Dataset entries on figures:
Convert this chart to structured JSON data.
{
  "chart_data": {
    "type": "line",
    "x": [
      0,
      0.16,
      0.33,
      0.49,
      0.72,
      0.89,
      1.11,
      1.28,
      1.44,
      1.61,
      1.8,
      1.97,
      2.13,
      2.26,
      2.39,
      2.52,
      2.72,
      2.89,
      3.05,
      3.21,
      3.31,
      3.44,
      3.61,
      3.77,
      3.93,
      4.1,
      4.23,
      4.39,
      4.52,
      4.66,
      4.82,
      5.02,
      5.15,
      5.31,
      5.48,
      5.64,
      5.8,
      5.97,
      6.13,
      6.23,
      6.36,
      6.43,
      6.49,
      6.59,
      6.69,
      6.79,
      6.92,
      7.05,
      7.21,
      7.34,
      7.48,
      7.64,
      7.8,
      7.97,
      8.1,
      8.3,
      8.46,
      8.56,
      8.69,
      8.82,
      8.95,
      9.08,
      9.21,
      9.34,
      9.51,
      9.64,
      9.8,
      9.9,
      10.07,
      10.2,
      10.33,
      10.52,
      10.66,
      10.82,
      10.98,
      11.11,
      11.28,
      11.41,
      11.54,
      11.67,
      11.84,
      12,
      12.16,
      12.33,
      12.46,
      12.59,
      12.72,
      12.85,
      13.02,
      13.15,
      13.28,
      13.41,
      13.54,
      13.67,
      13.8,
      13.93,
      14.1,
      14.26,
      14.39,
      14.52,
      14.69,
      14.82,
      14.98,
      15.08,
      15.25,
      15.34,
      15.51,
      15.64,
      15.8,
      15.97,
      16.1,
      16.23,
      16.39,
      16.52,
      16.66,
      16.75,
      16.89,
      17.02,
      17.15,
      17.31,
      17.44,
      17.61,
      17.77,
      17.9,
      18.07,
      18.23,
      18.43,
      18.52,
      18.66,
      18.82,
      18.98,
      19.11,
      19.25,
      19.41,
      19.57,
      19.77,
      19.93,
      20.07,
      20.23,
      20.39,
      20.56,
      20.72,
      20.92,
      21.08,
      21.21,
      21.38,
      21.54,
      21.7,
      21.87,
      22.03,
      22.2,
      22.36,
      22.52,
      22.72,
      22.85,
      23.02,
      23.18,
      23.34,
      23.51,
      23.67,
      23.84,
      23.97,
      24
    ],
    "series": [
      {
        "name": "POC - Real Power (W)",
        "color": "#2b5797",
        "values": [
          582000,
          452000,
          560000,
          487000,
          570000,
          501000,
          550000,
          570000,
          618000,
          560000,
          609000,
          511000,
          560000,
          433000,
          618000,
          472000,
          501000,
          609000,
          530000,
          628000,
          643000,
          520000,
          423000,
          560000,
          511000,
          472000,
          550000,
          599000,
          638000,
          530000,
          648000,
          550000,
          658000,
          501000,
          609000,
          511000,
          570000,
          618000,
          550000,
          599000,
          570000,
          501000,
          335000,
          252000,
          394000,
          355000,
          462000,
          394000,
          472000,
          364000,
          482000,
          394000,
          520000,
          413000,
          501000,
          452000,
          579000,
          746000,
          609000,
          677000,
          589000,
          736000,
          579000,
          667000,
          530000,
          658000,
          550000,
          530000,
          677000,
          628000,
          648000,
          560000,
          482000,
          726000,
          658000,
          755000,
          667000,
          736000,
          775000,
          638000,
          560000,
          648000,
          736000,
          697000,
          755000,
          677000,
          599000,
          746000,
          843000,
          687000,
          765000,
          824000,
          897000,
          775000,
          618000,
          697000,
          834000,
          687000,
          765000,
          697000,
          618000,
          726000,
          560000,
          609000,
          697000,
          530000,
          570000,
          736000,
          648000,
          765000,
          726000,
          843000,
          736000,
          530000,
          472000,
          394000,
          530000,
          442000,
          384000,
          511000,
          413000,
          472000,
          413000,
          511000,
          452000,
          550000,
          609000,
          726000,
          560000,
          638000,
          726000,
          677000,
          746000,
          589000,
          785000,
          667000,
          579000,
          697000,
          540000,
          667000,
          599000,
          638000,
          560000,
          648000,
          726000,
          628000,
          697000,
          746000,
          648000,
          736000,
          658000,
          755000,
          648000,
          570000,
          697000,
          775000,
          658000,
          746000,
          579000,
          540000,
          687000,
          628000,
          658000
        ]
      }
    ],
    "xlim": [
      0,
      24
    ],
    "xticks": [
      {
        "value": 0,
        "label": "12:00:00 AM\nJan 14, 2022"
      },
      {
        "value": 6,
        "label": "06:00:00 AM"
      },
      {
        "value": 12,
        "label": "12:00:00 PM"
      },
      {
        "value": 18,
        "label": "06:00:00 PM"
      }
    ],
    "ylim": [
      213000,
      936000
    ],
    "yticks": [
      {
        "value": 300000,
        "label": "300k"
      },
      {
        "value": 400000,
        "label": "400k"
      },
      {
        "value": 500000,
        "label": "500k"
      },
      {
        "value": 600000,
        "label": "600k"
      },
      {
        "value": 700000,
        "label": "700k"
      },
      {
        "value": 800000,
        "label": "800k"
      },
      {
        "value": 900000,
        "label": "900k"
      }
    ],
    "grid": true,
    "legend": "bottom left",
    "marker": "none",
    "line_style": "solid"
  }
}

Exercise description - From the listing, copy every line where the string "label" appears.

The completed task -
        "label": "12:00:00 AM\nJan 14, 2022"
        "label": "06:00:00 AM"
        "label": "12:00:00 PM"
        "label": "06:00:00 PM"
        "label": "300k"
        "label": "400k"
        "label": "500k"
        "label": "600k"
        "label": "700k"
        "label": "800k"
        "label": "900k"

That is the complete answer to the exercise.